---- Dataset excerpts
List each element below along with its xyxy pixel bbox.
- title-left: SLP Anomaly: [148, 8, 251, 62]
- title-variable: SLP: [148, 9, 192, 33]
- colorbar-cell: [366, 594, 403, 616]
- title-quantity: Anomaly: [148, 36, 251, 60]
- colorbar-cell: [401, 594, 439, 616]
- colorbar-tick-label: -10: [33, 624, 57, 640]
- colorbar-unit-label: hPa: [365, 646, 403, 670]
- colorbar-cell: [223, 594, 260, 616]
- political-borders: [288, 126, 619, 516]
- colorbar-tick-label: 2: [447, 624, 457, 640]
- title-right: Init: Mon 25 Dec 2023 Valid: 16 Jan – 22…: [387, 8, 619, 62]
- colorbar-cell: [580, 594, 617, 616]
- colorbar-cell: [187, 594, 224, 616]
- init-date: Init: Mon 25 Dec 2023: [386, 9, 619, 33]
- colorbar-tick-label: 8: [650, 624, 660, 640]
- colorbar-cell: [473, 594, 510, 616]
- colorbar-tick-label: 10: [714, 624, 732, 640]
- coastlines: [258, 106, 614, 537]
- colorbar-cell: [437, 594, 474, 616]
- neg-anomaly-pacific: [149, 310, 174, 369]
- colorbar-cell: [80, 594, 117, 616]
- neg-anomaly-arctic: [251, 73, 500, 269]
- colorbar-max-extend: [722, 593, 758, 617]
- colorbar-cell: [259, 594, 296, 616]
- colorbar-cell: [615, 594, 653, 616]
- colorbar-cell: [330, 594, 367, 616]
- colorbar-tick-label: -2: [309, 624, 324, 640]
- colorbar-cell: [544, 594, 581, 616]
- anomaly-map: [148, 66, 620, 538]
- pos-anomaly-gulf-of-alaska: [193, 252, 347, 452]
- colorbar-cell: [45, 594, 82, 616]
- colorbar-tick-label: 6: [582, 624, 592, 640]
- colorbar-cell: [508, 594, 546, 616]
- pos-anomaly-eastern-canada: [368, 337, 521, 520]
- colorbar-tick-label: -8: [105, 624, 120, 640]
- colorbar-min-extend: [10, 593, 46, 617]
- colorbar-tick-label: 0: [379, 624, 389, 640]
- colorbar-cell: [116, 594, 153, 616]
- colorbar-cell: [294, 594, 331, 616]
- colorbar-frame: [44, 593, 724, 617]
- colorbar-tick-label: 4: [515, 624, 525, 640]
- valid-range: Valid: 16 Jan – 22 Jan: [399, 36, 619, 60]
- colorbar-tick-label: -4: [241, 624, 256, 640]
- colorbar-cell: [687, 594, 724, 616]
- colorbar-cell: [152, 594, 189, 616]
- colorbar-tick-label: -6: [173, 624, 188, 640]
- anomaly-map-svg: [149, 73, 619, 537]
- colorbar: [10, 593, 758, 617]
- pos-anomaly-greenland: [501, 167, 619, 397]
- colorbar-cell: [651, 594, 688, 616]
--------
■ **Objective**: Reproduce the rows from the first line through the line containing "- colorbar-tick-label: -2: [309, 624, 324, 640]", with both of those lines included, keeping every character unchanged.

■ **Task output**:
List each element below along with its xyxy pixel bbox.
- title-left: SLP Anomaly: [148, 8, 251, 62]
- title-variable: SLP: [148, 9, 192, 33]
- colorbar-cell: [366, 594, 403, 616]
- title-quantity: Anomaly: [148, 36, 251, 60]
- colorbar-cell: [401, 594, 439, 616]
- colorbar-tick-label: -10: [33, 624, 57, 640]
- colorbar-unit-label: hPa: [365, 646, 403, 670]
- colorbar-cell: [223, 594, 260, 616]
- political-borders: [288, 126, 619, 516]
- colorbar-tick-label: 2: [447, 624, 457, 640]
- title-right: Init: Mon 25 Dec 2023 Valid: 16 Jan – 22…: [387, 8, 619, 62]
- colorbar-cell: [580, 594, 617, 616]
- colorbar-cell: [187, 594, 224, 616]
- init-date: Init: Mon 25 Dec 2023: [386, 9, 619, 33]
- colorbar-tick-label: 8: [650, 624, 660, 640]
- colorbar-cell: [473, 594, 510, 616]
- colorbar-tick-label: 10: [714, 624, 732, 640]
- coastlines: [258, 106, 614, 537]
- colorbar-cell: [437, 594, 474, 616]
- neg-anomaly-pacific: [149, 310, 174, 369]
- colorbar-cell: [80, 594, 117, 616]
- neg-anomaly-arctic: [251, 73, 500, 269]
- colorbar-max-extend: [722, 593, 758, 617]
- colorbar-cell: [259, 594, 296, 616]
- colorbar-cell: [615, 594, 653, 616]
- colorbar-cell: [330, 594, 367, 616]
- colorbar-tick-label: -2: [309, 624, 324, 640]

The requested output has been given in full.